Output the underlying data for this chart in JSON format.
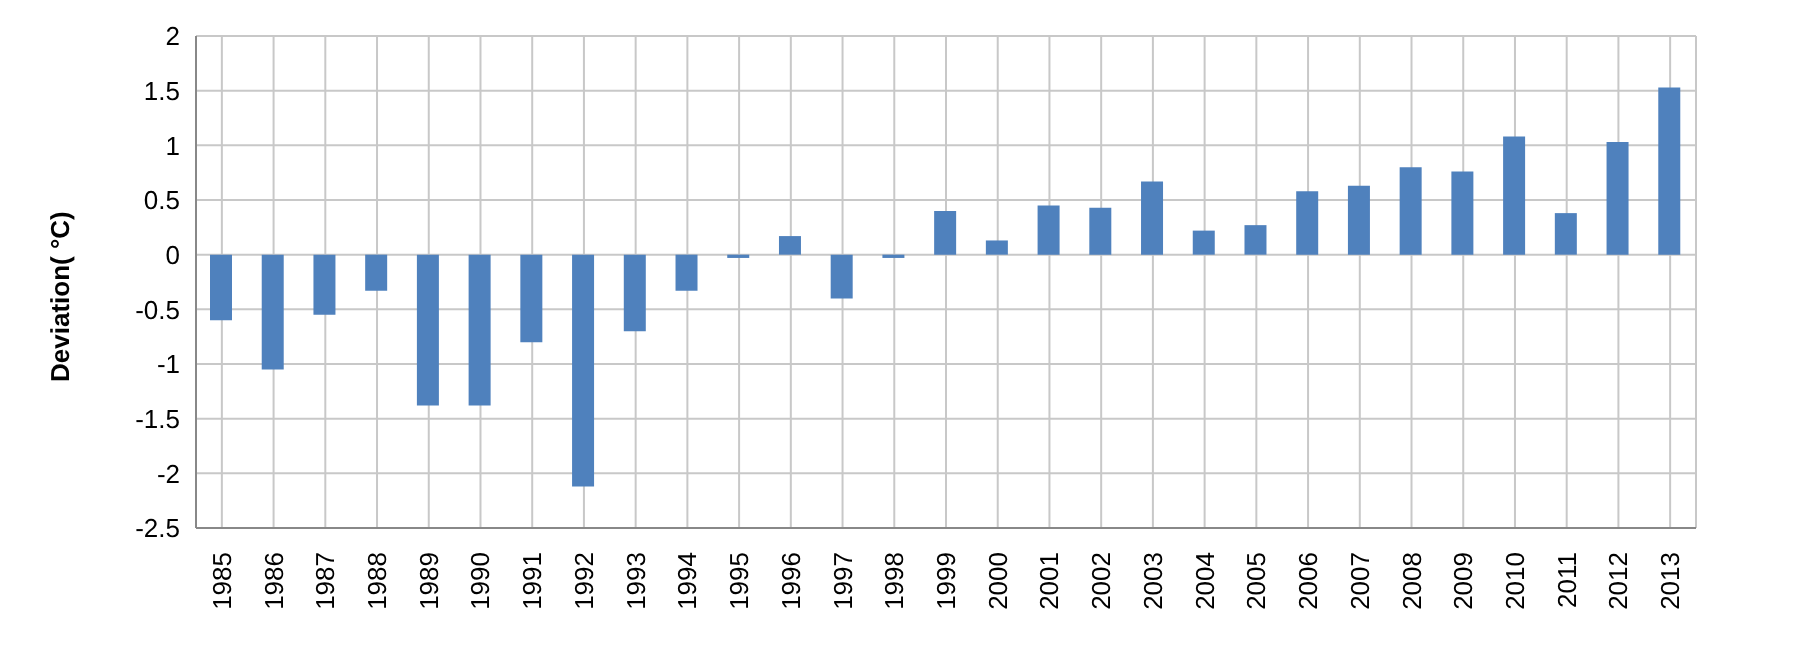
{
  "chart_data": {
    "type": "bar",
    "ylabel": "Deviation( °C)",
    "categories": [
      "1985",
      "1986",
      "1987",
      "1988",
      "1989",
      "1990",
      "1991",
      "1992",
      "1993",
      "1994",
      "1995",
      "1996",
      "1997",
      "1998",
      "1999",
      "2000",
      "2001",
      "2002",
      "2003",
      "2004",
      "2005",
      "2006",
      "2007",
      "2008",
      "2009",
      "2010",
      "2011",
      "2012",
      "2013"
    ],
    "values": [
      -0.6,
      -1.05,
      -0.55,
      -0.33,
      -1.38,
      -1.38,
      -0.8,
      -2.12,
      -0.7,
      -0.33,
      -0.03,
      0.17,
      -0.4,
      -0.03,
      0.4,
      0.13,
      0.45,
      0.43,
      0.67,
      0.22,
      0.27,
      0.58,
      0.63,
      0.8,
      0.76,
      1.08,
      0.38,
      1.03,
      1.53
    ],
    "color": "#4f81bd",
    "ylim": [
      -2.5,
      2
    ],
    "yticks": [
      -2.5,
      -2,
      -1.5,
      -1,
      -0.5,
      0,
      0.5,
      1,
      1.5,
      2
    ],
    "grid": true
  }
}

= = = = =

→ YOUR OBJECTIVE
Reproduce every entry word for word, but omit the pictures.

→ RESULT
Output the underlying data for this chart in JSON format.
{
  "chart_data": {
    "type": "bar",
    "ylabel": "Deviation( °C)",
    "categories": [
      "1985",
      "1986",
      "1987",
      "1988",
      "1989",
      "1990",
      "1991",
      "1992",
      "1993",
      "1994",
      "1995",
      "1996",
      "1997",
      "1998",
      "1999",
      "2000",
      "2001",
      "2002",
      "2003",
      "2004",
      "2005",
      "2006",
      "2007",
      "2008",
      "2009",
      "2010",
      "2011",
      "2012",
      "2013"
    ],
    "values": [
      -0.6,
      -1.05,
      -0.55,
      -0.33,
      -1.38,
      -1.38,
      -0.8,
      -2.12,
      -0.7,
      -0.33,
      -0.03,
      0.17,
      -0.4,
      -0.03,
      0.4,
      0.13,
      0.45,
      0.43,
      0.67,
      0.22,
      0.27,
      0.58,
      0.63,
      0.8,
      0.76,
      1.08,
      0.38,
      1.03,
      1.53
    ],
    "color": "#4f81bd",
    "ylim": [
      -2.5,
      2
    ],
    "yticks": [
      -2.5,
      -2,
      -1.5,
      -1,
      -0.5,
      0,
      0.5,
      1,
      1.5,
      2
    ],
    "grid": true
  }
}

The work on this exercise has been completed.